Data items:
-- START --
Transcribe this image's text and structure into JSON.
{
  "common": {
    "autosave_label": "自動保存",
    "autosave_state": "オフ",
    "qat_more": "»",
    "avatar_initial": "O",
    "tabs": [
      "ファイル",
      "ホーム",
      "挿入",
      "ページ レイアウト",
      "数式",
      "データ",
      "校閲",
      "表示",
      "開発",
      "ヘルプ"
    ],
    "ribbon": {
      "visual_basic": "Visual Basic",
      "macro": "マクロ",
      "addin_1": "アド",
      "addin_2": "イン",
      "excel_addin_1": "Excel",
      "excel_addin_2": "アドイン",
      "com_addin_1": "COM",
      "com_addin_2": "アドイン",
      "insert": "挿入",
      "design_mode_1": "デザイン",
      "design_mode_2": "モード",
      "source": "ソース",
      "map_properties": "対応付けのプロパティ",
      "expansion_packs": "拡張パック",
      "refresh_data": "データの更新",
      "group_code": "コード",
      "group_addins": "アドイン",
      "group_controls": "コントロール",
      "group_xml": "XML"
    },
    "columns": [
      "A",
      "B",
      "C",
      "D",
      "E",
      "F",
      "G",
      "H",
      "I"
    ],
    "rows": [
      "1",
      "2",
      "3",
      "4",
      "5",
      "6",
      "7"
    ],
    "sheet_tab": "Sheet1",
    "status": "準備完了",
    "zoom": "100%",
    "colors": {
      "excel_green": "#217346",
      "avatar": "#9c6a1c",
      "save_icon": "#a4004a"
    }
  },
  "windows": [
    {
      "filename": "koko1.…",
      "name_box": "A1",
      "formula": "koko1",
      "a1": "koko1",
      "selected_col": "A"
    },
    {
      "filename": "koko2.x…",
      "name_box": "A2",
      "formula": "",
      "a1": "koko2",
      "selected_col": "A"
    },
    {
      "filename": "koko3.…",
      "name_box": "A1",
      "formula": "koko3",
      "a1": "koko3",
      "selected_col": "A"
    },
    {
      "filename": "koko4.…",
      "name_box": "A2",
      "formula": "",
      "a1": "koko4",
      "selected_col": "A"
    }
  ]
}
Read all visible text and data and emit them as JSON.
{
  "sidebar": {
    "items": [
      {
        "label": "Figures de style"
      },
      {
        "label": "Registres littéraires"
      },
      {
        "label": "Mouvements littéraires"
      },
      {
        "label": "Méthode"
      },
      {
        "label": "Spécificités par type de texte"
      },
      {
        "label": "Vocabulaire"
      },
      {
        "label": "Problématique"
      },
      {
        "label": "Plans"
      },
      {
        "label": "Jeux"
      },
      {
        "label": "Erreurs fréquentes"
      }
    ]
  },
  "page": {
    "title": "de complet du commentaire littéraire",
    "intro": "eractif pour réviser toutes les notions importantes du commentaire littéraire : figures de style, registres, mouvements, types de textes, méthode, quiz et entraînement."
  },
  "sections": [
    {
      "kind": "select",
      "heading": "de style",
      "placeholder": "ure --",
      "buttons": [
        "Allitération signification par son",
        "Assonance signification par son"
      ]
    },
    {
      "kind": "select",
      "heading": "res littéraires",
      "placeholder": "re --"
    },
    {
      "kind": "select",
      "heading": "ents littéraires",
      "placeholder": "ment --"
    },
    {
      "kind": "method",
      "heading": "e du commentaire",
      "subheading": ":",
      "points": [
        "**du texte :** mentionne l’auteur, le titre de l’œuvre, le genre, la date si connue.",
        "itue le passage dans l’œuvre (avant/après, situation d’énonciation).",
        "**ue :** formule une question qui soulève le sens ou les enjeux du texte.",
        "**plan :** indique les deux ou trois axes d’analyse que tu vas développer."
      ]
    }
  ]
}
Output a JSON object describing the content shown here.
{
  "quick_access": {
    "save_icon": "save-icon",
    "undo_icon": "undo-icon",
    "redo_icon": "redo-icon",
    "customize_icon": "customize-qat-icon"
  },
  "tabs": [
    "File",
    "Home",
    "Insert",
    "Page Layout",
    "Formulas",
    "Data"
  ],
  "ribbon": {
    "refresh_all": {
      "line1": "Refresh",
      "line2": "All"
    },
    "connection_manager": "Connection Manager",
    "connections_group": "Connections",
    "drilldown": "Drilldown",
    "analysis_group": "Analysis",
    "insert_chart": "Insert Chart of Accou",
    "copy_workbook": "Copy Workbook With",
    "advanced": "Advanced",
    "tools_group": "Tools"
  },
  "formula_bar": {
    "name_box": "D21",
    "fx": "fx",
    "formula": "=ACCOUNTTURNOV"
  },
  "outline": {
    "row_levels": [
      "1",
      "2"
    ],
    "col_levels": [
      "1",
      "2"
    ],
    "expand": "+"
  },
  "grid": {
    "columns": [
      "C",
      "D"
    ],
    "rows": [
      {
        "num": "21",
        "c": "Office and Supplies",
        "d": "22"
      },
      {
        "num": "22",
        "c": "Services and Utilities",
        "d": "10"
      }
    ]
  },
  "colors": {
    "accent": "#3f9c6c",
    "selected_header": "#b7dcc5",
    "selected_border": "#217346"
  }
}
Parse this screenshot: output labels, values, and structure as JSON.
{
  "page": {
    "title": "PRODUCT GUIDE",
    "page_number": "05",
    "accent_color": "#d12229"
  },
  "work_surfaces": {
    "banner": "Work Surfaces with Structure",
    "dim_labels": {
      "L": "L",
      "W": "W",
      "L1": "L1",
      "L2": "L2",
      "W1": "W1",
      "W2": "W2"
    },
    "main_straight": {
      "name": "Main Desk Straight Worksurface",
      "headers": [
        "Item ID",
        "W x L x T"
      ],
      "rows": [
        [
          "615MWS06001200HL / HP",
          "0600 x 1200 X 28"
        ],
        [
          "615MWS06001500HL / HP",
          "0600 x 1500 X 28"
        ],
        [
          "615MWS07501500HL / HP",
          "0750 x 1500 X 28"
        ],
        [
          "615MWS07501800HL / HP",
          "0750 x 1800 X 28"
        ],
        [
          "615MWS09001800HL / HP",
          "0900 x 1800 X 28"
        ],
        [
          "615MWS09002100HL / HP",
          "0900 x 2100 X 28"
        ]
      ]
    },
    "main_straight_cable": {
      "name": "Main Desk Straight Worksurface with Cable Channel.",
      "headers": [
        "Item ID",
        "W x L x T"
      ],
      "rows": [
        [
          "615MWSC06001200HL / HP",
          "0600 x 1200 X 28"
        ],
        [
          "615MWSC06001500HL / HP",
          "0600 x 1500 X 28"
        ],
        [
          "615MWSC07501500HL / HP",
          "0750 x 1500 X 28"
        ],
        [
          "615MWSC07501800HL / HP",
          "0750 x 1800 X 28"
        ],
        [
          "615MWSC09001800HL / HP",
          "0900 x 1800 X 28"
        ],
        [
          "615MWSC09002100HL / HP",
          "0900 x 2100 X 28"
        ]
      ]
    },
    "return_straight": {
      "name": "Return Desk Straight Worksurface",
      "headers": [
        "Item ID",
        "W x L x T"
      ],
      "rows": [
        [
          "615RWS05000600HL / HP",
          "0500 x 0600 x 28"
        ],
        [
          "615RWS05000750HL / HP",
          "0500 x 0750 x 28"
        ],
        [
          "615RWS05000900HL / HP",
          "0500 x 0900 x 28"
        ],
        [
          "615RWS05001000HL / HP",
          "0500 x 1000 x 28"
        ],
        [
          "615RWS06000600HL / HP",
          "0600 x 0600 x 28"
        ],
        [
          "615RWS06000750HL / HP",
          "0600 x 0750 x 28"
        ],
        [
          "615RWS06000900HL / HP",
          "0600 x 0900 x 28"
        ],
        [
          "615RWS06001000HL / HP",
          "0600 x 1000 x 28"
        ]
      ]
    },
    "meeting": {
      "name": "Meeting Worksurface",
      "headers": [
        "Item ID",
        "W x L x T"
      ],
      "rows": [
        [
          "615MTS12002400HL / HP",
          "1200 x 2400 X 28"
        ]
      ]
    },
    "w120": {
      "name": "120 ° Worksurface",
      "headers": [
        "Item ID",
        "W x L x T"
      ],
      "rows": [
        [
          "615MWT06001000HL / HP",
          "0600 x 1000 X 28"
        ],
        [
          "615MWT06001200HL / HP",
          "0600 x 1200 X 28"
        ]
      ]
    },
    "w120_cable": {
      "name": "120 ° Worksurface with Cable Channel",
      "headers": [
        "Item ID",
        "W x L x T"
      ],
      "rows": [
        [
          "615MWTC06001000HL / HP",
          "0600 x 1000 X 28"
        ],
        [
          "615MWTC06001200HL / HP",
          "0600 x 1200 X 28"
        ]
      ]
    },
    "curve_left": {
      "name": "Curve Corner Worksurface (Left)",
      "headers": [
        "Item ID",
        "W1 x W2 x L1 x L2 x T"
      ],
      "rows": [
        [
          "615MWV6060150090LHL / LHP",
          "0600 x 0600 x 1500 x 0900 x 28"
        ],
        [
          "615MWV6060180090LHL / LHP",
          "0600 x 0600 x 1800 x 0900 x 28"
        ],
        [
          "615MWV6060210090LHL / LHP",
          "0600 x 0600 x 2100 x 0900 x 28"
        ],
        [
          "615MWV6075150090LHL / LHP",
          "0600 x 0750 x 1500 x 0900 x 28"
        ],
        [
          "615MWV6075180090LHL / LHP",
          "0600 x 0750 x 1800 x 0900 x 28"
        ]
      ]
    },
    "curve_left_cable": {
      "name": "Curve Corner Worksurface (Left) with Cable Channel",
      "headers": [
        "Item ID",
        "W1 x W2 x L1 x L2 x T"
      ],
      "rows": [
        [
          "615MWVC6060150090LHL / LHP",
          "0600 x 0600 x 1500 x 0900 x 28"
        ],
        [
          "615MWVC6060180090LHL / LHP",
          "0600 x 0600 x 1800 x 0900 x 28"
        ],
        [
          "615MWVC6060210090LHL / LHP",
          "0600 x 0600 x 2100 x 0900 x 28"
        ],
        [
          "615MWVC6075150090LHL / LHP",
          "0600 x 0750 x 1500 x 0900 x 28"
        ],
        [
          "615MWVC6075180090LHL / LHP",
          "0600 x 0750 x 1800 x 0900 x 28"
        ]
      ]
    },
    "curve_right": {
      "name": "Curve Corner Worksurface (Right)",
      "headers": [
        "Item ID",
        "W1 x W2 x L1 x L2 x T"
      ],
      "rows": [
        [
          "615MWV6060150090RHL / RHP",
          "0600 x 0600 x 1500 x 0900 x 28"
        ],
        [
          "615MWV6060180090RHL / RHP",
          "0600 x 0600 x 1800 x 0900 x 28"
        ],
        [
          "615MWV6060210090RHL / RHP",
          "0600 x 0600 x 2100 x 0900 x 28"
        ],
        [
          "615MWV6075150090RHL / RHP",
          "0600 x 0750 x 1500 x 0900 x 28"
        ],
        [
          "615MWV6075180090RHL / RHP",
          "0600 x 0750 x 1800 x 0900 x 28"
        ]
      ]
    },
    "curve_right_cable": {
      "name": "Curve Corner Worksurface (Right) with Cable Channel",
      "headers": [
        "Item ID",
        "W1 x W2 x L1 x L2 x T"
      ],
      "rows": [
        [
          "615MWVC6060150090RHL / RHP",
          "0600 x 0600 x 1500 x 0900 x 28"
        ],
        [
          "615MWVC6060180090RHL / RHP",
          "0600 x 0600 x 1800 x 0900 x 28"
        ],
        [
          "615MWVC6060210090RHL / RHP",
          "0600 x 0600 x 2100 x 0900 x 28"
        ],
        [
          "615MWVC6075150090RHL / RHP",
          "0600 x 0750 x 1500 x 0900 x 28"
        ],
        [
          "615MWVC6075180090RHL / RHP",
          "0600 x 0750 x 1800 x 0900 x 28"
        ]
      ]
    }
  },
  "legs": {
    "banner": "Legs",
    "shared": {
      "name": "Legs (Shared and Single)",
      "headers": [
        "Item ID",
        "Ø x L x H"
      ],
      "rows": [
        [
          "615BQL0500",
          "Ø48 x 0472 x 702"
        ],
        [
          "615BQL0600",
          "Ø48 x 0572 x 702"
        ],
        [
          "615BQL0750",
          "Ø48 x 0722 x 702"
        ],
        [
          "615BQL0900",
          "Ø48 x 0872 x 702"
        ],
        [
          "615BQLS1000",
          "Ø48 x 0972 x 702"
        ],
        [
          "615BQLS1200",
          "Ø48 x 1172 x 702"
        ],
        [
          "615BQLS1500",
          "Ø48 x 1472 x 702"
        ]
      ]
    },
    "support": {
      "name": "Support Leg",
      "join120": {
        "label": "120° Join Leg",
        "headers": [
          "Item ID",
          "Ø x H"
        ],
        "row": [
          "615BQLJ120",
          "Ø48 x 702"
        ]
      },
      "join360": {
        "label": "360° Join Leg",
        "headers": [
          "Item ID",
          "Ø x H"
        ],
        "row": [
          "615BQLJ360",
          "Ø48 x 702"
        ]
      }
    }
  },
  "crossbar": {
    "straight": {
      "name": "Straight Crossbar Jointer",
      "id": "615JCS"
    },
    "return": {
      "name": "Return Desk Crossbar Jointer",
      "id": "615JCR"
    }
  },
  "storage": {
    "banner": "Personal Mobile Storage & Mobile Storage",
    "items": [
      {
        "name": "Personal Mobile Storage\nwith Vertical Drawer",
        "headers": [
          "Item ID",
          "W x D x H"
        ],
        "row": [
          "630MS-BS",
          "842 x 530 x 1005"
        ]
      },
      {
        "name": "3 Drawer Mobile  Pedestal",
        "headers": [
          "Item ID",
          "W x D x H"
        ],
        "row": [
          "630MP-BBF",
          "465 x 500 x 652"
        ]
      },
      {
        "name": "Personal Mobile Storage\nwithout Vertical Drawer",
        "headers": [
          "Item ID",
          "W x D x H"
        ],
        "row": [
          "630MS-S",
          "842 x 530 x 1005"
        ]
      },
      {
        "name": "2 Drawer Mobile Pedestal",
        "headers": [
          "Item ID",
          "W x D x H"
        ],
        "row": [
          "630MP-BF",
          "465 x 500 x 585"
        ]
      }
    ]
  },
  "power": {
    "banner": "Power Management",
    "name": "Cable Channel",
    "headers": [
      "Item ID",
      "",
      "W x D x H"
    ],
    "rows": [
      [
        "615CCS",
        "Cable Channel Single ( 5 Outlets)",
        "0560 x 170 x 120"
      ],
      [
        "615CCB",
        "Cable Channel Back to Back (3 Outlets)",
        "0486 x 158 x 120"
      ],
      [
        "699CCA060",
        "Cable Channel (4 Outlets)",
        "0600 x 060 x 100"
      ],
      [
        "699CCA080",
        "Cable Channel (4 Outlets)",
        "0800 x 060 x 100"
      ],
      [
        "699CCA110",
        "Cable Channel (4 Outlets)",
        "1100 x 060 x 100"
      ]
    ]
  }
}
-- END --
[WHAT TO PRODUCE]
Which lines contain the word "Corner"? Copy each one.

[WRITTEN RESPONSE]
      "name": "Curve Corner Worksurface (Left)",
      "name": "Curve Corner Worksurface (Left) with Cable Channel",
      "name": "Curve Corner Worksurface (Right)",
      "name": "Curve Corner Worksurface (Right) with Cable Channel",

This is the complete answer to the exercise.